Input data:

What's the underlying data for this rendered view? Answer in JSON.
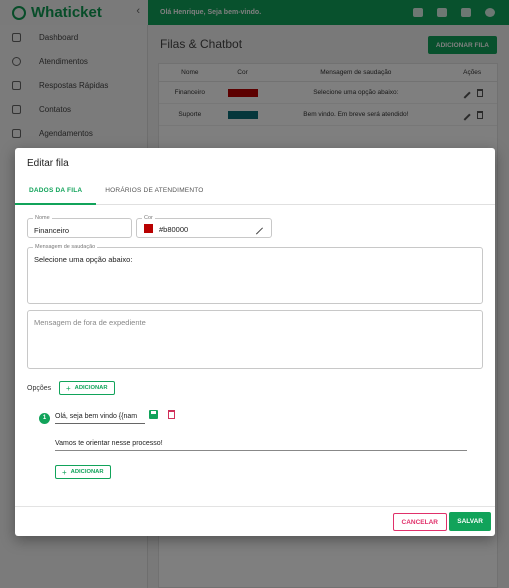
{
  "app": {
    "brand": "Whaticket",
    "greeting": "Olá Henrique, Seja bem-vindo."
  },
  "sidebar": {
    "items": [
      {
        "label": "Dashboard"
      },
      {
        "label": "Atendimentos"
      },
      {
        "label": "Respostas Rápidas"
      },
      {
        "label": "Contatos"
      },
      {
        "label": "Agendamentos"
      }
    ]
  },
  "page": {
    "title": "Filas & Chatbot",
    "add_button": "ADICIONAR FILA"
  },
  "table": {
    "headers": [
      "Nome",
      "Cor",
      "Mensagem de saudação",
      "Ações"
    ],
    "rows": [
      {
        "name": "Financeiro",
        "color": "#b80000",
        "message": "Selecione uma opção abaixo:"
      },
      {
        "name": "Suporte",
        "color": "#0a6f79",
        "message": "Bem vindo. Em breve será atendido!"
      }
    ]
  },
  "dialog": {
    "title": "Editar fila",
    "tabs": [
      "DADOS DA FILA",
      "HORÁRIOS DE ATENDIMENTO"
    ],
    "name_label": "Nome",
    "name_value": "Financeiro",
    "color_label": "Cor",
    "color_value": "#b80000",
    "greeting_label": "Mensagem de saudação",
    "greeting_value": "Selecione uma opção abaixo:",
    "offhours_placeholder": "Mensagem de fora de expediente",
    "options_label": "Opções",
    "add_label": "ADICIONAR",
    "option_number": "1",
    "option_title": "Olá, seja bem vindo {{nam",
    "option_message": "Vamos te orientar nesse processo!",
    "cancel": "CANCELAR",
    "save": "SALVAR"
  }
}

...

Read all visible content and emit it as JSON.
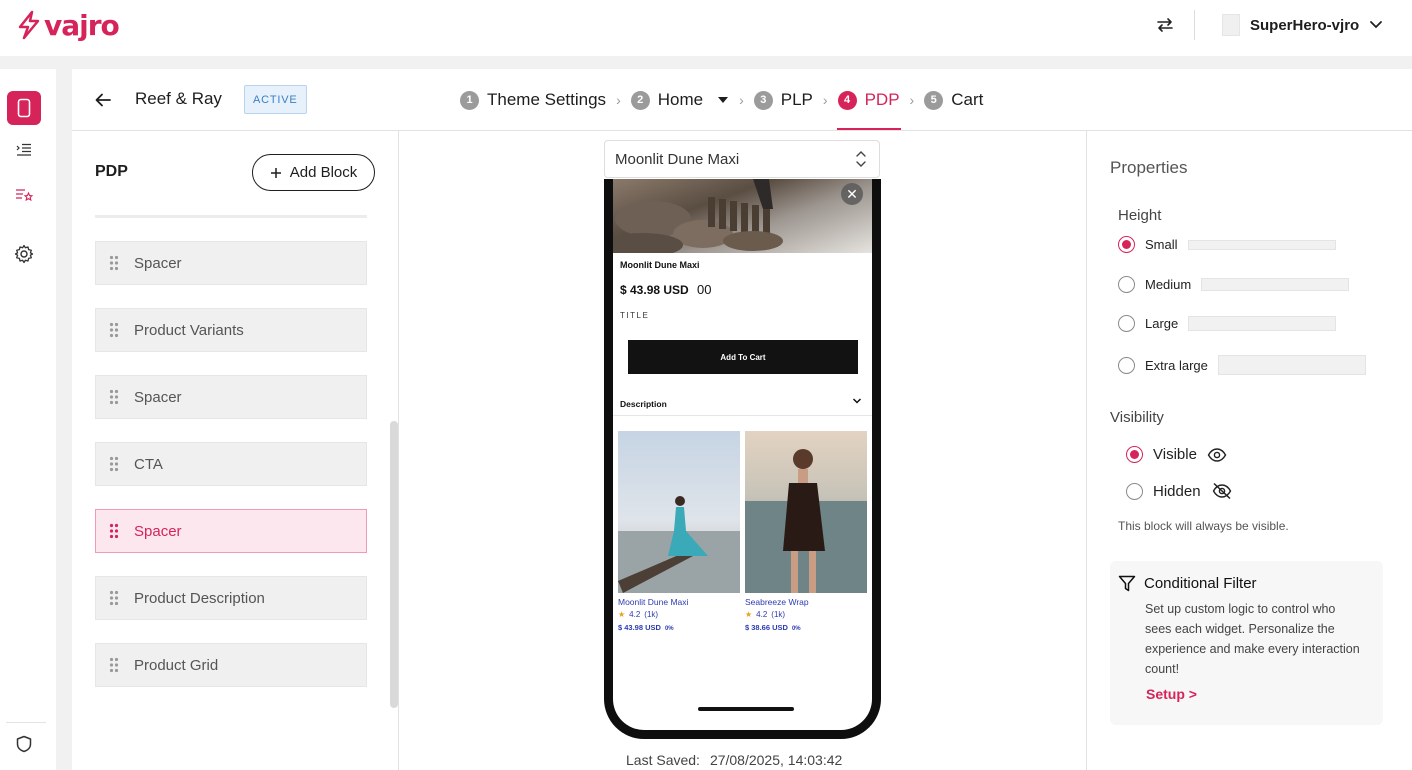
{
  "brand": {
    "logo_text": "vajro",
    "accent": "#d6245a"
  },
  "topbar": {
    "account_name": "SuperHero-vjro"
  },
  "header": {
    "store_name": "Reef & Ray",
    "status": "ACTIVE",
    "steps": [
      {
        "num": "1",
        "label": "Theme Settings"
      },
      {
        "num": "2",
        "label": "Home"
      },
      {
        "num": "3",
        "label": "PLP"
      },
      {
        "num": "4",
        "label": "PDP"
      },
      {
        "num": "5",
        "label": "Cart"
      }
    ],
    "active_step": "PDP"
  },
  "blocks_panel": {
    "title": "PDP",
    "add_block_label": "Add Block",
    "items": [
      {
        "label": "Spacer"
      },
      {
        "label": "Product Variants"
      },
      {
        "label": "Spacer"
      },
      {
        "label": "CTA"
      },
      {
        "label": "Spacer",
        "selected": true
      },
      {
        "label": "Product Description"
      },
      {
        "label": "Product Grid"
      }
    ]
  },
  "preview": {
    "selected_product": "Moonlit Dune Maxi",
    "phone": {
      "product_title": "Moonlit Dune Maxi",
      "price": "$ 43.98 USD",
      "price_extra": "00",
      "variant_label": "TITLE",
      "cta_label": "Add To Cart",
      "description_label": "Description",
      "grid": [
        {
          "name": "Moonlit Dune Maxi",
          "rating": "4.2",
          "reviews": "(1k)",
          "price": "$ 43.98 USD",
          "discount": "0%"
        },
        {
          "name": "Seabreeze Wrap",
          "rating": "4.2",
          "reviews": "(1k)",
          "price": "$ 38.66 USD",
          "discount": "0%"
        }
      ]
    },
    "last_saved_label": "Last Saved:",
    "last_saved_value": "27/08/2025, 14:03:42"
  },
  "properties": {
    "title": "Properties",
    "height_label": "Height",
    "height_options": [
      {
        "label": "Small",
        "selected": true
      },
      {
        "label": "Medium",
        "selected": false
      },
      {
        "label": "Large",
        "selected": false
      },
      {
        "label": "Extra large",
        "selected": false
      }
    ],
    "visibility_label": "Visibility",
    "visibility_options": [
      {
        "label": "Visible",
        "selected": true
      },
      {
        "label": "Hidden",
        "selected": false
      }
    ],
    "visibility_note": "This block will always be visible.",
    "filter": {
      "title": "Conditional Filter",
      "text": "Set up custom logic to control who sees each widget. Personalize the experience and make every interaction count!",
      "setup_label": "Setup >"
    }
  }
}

--

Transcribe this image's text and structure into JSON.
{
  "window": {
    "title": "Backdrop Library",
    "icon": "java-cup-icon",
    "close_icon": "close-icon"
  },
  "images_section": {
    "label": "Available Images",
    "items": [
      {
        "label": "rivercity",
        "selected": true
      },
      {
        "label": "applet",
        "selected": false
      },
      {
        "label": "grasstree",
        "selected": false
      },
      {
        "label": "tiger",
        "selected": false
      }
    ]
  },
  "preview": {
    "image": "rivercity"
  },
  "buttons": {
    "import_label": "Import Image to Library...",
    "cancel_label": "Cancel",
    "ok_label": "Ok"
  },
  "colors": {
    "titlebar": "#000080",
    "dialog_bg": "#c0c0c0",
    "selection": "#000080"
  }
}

Exercise brief:
Show the lines of the records that contain the word "Mensagem".

Completed exercise:
      "Mensagem de saudação",
    "greeting_label": "Mensagem de saudação",
    "offhours_placeholder": "Mensagem de fora de expediente",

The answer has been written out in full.